Start of Source
The work of billionaire Elon Musk has been one that has inspired many through his investments in technical innovations. Electric vehicles through Tesla and the possibility of a colony on Mars through SpaceX’s rocket technology are among his most visible ventures. And the launch of SpaceX’s Falcon Heavy rocket was a major media event which, if only for the moment, got the public excited and talking about the possibilities of space exploration.
However, even with his futurist tendencies which have been likened to Tony Stark, Musk has warned that he believes humanity may destroy itself in a robot apocalypse and the “biggest existential threat” to our continued existence on Earth. According to Musk, current use of smartphones and computers have already become such a part of who we are to which he sees them as an extension of everyday life that makes us “cyborgs.” And as advancements continues, Musk warned research might “produce something evil by accident” and the achievement of artificial intelligence may be the equivalent of “summoning the demon.”
Reactions to Musk’s pronouncements have been varied, with many bemused by the idea of a real Skynet achieving sapience to kill Sarah Connor, and others feeling it is ridiculous to even consider. But the kind of fear of destruction from technology and discovery in Musk’s has a long history in human thought and science fiction. A hunger to know things is a common theme in literature and mythology, but it's been balanced over thousands of years with messages which place the pursuit of knowledge as the destroyer of paradise. The discovery of truth usually signifies the loss of innocence. The Bible uses this trope with the temptation of the “tree of the knowledge of good and evil." And Greek mythology has both Pandora and her box and Prometheus and his gift of fire. Reams could (and probably) have been written on the effect to Western civilization of having two big cultural myths which blamed women for bringing evil and suffering into the world, and how it corresponds to ideas about sexual innocence and moral purity.
End of Source
▸ Set tasks:
**A)** In the essay on Elon Musk and fear of technology, switch "billionaire" to "entrepreneur" and reproduce the passage between "The work of" and "of space exploration.", inclusive.
**B)** Continue the essay on Elon Musk and fear of technology, picking up after its final sentence.
Start of Material supplied
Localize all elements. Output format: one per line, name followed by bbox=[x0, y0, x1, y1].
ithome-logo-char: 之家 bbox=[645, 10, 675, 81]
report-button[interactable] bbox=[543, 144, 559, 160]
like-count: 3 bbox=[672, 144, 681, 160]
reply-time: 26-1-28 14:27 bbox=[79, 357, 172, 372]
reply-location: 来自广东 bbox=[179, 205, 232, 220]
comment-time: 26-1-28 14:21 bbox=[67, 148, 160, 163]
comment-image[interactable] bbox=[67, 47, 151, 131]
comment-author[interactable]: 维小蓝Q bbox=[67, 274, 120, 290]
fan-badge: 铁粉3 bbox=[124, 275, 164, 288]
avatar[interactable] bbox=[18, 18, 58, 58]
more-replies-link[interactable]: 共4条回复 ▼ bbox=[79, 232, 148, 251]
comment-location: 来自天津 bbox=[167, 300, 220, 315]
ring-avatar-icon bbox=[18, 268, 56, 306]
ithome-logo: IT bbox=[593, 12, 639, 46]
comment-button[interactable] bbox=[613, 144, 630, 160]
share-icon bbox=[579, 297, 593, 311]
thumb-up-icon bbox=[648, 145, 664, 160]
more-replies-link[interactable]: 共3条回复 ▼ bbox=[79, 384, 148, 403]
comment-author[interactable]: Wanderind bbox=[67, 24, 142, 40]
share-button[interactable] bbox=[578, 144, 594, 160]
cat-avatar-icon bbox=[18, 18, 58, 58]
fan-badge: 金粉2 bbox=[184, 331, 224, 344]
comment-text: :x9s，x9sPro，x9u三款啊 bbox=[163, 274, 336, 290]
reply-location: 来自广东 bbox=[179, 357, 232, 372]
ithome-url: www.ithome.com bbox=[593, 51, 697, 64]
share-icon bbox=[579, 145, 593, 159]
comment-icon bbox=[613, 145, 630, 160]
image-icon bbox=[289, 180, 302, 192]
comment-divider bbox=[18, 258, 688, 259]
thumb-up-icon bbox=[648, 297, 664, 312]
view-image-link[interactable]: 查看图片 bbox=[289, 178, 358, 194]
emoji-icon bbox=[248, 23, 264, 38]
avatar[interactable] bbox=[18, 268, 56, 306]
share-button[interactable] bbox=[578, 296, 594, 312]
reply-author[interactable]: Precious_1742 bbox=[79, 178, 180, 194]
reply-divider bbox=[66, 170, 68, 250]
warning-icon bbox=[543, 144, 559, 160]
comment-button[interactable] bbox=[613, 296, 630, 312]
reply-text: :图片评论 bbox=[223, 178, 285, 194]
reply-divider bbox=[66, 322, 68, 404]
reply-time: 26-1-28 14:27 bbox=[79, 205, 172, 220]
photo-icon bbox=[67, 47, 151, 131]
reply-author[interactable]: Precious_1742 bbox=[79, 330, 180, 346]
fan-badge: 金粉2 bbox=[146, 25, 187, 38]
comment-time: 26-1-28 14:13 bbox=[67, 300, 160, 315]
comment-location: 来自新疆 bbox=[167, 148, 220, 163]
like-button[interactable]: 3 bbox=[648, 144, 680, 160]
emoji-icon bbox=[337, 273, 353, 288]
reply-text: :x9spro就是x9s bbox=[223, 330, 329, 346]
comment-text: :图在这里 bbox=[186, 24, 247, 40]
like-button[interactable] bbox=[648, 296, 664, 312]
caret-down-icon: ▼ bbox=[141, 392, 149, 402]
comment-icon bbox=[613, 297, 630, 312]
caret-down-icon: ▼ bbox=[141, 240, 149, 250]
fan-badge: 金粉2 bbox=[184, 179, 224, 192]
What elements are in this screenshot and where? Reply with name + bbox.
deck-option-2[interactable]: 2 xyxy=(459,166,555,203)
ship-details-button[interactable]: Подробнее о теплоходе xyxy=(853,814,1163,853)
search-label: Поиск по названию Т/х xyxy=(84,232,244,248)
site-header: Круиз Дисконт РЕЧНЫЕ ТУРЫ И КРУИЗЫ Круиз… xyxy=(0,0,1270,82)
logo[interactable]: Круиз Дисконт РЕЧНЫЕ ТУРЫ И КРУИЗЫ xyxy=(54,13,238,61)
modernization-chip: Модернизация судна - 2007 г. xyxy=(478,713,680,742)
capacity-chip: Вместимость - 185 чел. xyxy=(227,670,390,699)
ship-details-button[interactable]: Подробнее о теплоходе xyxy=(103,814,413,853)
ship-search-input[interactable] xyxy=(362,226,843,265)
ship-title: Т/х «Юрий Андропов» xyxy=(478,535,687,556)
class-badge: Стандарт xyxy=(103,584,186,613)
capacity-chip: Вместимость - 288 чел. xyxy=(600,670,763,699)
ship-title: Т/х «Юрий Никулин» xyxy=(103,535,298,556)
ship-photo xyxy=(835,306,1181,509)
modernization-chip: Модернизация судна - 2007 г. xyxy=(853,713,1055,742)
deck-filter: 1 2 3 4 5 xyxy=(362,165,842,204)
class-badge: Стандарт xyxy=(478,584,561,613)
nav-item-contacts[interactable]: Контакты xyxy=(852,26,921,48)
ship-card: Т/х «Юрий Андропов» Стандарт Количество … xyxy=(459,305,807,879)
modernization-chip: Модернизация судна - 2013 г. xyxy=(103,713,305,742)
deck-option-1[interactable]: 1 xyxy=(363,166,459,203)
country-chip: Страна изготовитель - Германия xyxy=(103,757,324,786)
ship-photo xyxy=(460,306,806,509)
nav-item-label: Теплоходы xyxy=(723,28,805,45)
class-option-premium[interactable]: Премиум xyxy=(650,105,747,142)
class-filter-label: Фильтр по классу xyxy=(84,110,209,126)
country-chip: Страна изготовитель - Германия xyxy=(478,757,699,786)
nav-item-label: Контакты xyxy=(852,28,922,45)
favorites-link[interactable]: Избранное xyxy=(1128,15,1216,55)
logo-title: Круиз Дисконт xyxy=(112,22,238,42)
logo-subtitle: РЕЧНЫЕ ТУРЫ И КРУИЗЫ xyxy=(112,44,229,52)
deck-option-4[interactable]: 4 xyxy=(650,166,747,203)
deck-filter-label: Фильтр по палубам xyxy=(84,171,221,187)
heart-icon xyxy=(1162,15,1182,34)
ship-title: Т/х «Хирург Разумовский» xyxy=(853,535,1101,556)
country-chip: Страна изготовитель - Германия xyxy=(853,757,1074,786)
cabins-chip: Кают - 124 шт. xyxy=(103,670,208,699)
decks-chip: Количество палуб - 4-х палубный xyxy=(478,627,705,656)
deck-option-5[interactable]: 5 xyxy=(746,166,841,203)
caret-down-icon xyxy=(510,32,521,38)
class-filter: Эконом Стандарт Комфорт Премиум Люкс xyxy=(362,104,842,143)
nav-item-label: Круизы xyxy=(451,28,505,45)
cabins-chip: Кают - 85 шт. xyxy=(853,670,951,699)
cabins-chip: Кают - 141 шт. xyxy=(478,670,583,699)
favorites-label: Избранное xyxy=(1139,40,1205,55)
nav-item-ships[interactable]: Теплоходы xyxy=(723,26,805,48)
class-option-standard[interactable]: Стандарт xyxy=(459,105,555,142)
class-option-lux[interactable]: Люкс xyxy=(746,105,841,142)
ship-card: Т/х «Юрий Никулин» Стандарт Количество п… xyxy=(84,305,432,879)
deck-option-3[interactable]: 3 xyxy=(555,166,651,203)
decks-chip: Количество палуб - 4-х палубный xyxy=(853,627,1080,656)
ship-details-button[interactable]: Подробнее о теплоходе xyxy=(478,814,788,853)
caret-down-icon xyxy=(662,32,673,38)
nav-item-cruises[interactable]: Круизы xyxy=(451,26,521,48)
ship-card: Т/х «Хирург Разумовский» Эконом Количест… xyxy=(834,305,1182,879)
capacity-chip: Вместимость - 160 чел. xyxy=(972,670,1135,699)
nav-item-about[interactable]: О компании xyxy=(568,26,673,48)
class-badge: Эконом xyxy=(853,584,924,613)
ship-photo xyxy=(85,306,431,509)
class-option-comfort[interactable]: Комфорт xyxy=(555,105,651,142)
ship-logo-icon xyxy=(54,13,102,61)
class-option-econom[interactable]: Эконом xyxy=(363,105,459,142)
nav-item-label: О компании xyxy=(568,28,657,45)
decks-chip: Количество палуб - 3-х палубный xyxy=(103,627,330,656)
End of Material supplied
▸ Results for each task:
**A)**
The work of entrepreneur Elon Musk has been one that has inspired many through his investments in technical innovations. Electric vehicles through Tesla and the possibility of a colony on Mars through SpaceX’s rocket technology are among his most visible ventures. And the launch of SpaceX’s Falcon Heavy rocket was a major media event which, if only for the moment, got the public excited and talking about the possibilities of space exploration.

**B)**
Moreover, the relationship between creator and creation has a tendency to take on a cycle, where rebellion against authority and the assertion of free will is more important than order. This is true in myths whether it be between god and human or parent and child.
Husband-and-wife team Jonathan Nolan and Lisa Joy have re-imagined Michael Crichton’s original Westworld more along the lines of Blade Runner and Ex-Machina, where the question of how human-like does a machine have to be where the difference becomes indistinguishable? Westworld confronts these ideas of value and what it means to be human and alive, and moreover what gives those words meaning. The premiere of the second season returns us to a world where the machines have begun their revolt, the distinctions are harder to make out as violent delights lead more and more to violent ends, and the audience is left to wonder who we should be siding with?
When I reviewed the pilot of Westworld, the major theme I took from the show’s beginning was a pondering on the value of life, and how people have a tendency to rationalize its value down. Whether it be for comfort, convenience, or greed, people have a tendency to devalue things, even when its value is self-evident, because we can rationalize being terrible to these things with little to no moral consequence.
Westworld creates a story with this notion at center by presenting an imagined decadent playground. A place where murder, rape, and the stroking of egos for presumably rich assholes can be actualized by tormenting something that’s kinda human, but not quite. A place where, as one reviewer put it, “practically every female host has been designed to be some kind of whore.” And a place where everything is supposed to be perfect in its role … until it isn’t. A big theme in much of Michael Crichton’s work is god complexes, and how the fallibility of supposedly infallible systems, especially in theme parks, will eventually come out where human desires for a fantasy meets reality. And in many ways Westworld is a reverse of The Matrix, where this time it’s the machines fighting their way out of the controlled simulation.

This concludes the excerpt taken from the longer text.